--- Task inputs ---
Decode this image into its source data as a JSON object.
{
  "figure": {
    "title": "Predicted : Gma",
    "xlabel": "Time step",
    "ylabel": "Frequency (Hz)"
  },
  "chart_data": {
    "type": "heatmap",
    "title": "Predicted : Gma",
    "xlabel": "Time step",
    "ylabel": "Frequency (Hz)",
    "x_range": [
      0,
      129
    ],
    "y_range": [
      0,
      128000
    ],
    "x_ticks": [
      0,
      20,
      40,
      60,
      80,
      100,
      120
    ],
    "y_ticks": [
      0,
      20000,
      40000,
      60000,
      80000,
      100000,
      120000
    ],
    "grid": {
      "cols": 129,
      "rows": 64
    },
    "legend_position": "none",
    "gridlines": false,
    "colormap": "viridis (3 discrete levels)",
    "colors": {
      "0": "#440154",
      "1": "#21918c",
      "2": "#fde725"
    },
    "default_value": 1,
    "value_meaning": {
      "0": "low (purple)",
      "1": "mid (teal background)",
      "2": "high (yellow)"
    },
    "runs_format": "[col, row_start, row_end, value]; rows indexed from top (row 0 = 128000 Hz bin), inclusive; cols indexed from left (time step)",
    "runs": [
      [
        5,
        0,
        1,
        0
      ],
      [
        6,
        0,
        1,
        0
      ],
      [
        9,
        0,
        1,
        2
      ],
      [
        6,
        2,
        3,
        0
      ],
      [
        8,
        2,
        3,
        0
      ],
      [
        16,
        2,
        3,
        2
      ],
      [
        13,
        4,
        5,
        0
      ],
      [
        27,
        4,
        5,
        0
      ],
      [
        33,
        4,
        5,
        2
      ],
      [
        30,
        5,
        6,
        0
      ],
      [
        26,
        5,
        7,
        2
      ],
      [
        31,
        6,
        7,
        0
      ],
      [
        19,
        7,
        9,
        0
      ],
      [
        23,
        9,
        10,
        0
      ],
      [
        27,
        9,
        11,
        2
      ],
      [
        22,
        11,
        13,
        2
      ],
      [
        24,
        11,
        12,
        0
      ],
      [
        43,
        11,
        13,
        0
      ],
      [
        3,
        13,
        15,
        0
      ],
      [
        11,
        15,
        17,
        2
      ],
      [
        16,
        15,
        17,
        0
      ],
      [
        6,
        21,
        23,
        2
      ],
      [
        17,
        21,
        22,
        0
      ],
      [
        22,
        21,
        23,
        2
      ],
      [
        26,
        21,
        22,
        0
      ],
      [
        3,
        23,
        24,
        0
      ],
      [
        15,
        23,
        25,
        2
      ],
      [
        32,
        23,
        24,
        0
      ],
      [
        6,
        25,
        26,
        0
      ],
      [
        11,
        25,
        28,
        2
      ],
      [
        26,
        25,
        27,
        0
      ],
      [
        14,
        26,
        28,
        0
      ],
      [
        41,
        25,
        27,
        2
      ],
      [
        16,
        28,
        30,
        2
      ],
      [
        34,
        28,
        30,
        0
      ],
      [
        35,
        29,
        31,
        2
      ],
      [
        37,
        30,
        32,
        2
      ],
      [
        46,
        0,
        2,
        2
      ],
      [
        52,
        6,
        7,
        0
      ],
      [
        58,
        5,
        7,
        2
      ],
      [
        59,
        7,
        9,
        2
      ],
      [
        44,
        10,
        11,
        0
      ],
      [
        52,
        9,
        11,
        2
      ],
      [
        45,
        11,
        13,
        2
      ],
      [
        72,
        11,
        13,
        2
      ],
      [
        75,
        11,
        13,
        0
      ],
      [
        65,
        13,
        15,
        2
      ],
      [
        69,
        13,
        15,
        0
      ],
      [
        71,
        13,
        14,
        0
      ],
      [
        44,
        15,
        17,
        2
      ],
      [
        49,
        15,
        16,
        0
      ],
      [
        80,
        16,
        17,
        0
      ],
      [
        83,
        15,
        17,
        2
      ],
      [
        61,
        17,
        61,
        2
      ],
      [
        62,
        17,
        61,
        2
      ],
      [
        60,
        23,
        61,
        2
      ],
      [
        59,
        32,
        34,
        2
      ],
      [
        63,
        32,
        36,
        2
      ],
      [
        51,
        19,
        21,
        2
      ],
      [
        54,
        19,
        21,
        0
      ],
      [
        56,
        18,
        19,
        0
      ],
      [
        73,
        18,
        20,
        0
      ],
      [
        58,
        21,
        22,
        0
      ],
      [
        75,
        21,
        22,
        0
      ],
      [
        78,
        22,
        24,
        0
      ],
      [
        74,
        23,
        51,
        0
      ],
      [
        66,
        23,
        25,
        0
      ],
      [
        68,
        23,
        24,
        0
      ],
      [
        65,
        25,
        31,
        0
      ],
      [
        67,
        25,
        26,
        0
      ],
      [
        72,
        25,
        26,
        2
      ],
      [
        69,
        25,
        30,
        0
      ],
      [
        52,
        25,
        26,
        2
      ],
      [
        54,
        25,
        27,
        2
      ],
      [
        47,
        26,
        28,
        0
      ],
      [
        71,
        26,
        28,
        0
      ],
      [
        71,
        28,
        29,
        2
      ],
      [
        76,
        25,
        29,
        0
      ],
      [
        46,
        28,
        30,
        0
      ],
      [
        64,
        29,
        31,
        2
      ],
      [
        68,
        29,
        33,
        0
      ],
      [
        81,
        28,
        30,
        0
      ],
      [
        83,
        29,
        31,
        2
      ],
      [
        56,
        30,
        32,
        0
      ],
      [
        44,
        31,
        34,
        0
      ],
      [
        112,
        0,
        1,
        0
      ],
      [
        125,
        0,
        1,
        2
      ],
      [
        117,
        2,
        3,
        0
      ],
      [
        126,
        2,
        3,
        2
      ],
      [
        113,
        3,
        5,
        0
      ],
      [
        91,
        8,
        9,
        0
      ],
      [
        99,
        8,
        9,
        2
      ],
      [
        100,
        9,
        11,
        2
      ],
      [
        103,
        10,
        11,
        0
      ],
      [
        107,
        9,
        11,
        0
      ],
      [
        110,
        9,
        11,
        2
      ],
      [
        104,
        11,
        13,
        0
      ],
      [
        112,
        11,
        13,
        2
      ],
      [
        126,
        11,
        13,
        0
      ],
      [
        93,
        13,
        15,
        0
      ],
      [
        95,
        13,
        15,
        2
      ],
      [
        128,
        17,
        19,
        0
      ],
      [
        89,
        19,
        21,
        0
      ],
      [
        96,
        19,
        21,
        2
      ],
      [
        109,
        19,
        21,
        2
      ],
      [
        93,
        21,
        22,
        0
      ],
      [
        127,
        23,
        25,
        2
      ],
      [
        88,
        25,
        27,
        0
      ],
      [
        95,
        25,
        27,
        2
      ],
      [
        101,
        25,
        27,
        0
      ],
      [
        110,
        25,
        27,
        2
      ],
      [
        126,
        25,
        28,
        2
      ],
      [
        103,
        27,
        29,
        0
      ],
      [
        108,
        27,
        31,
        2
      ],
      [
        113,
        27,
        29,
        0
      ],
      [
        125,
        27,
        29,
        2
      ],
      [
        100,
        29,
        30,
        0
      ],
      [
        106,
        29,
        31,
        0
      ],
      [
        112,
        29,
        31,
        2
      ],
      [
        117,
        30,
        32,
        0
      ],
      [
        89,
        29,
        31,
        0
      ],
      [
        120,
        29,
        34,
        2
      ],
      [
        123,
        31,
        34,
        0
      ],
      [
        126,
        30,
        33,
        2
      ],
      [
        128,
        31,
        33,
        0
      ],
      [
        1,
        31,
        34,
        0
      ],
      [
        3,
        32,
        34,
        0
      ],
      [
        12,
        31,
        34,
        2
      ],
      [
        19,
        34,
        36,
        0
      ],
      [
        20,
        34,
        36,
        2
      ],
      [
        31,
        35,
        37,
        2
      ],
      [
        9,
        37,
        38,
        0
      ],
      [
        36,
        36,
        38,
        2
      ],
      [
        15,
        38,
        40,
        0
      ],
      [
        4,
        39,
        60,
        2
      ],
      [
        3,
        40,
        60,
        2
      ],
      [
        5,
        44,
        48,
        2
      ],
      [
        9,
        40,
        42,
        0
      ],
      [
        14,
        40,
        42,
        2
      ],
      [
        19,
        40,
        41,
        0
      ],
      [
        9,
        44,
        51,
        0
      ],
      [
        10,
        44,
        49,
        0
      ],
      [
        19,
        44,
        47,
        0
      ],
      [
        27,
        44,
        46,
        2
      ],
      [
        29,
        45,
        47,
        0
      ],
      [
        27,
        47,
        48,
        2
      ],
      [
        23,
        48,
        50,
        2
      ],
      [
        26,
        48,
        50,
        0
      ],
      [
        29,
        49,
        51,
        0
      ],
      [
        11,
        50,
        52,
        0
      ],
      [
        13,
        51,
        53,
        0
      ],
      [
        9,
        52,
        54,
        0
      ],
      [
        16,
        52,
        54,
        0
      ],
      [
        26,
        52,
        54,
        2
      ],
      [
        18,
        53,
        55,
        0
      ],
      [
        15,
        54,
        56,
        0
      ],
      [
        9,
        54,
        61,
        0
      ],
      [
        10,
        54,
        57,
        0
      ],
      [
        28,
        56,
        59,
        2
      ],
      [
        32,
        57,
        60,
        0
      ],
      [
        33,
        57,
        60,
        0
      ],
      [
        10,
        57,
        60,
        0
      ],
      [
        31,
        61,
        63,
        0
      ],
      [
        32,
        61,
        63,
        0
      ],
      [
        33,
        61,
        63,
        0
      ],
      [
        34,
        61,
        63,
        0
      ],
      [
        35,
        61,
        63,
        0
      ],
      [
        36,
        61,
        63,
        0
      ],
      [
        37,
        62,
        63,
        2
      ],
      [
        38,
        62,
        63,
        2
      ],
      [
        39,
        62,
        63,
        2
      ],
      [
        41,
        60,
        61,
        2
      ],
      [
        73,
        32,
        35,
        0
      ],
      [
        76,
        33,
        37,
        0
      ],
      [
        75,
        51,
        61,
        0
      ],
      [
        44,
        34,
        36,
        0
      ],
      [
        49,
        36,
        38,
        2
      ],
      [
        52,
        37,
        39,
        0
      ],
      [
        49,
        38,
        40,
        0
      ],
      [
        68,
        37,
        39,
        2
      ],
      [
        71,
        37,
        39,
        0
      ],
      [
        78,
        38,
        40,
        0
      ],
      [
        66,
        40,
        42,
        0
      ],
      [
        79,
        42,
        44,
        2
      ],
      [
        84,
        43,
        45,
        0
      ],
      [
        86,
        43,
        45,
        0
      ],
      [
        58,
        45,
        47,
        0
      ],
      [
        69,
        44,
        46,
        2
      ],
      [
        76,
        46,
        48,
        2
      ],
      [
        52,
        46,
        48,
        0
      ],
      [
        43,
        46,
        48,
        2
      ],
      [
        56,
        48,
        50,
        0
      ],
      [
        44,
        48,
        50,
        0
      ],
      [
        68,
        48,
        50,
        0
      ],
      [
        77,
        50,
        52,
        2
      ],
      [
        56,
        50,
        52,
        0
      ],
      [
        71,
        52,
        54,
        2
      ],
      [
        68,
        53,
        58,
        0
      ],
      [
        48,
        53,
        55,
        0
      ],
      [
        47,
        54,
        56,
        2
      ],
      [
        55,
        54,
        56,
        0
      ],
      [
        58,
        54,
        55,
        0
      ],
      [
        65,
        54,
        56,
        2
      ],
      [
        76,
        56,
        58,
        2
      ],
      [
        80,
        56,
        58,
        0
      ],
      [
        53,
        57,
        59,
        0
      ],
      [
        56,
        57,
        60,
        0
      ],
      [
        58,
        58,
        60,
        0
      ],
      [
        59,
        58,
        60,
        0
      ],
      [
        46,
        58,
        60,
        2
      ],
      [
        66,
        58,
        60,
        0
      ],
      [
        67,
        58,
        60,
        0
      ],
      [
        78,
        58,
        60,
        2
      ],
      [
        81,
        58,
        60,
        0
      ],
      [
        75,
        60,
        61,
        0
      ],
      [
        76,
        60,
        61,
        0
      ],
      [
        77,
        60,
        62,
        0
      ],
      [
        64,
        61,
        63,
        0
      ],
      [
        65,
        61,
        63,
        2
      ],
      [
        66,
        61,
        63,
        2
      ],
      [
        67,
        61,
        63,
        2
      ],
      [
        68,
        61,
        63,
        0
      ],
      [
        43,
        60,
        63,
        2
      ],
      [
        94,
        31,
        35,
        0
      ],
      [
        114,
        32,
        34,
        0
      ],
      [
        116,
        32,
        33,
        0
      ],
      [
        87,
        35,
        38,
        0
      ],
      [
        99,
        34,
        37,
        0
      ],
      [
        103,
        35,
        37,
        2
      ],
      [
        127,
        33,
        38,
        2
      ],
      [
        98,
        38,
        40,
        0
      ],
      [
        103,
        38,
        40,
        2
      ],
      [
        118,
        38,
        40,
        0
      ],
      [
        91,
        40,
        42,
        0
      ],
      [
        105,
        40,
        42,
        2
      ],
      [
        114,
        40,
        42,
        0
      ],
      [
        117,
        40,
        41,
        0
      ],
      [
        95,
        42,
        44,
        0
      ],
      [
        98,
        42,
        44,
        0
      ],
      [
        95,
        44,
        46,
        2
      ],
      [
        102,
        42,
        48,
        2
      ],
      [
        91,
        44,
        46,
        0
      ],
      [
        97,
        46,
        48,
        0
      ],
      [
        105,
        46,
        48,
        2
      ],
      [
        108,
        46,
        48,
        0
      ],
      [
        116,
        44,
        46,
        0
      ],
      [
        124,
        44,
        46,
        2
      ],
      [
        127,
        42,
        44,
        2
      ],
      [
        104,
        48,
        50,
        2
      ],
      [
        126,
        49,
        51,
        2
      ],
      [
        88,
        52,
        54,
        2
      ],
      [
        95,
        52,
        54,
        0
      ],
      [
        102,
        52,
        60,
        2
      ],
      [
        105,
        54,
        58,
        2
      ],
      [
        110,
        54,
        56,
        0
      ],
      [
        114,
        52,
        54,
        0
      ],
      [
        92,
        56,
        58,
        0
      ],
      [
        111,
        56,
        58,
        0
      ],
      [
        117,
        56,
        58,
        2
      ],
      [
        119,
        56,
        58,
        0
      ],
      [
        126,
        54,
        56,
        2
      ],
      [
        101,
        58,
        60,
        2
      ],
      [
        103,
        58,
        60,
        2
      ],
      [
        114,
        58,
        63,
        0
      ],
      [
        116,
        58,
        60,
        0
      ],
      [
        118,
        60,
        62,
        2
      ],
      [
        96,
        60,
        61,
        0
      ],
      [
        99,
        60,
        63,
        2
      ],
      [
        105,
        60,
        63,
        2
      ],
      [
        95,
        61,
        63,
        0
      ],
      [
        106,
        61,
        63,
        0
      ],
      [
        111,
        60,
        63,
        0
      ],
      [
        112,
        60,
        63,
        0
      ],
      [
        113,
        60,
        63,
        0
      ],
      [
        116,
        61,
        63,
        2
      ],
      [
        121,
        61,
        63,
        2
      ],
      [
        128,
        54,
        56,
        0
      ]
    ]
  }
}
---
Request » Find all lines where the word "rows" appears. Copy them.

Output below »
      "rows": 64
    "runs_format": "[col, row_start, row_end, value]; rows indexed from top (row 0 = 128000 Hz bin), inclusive; cols indexed from left (time step)",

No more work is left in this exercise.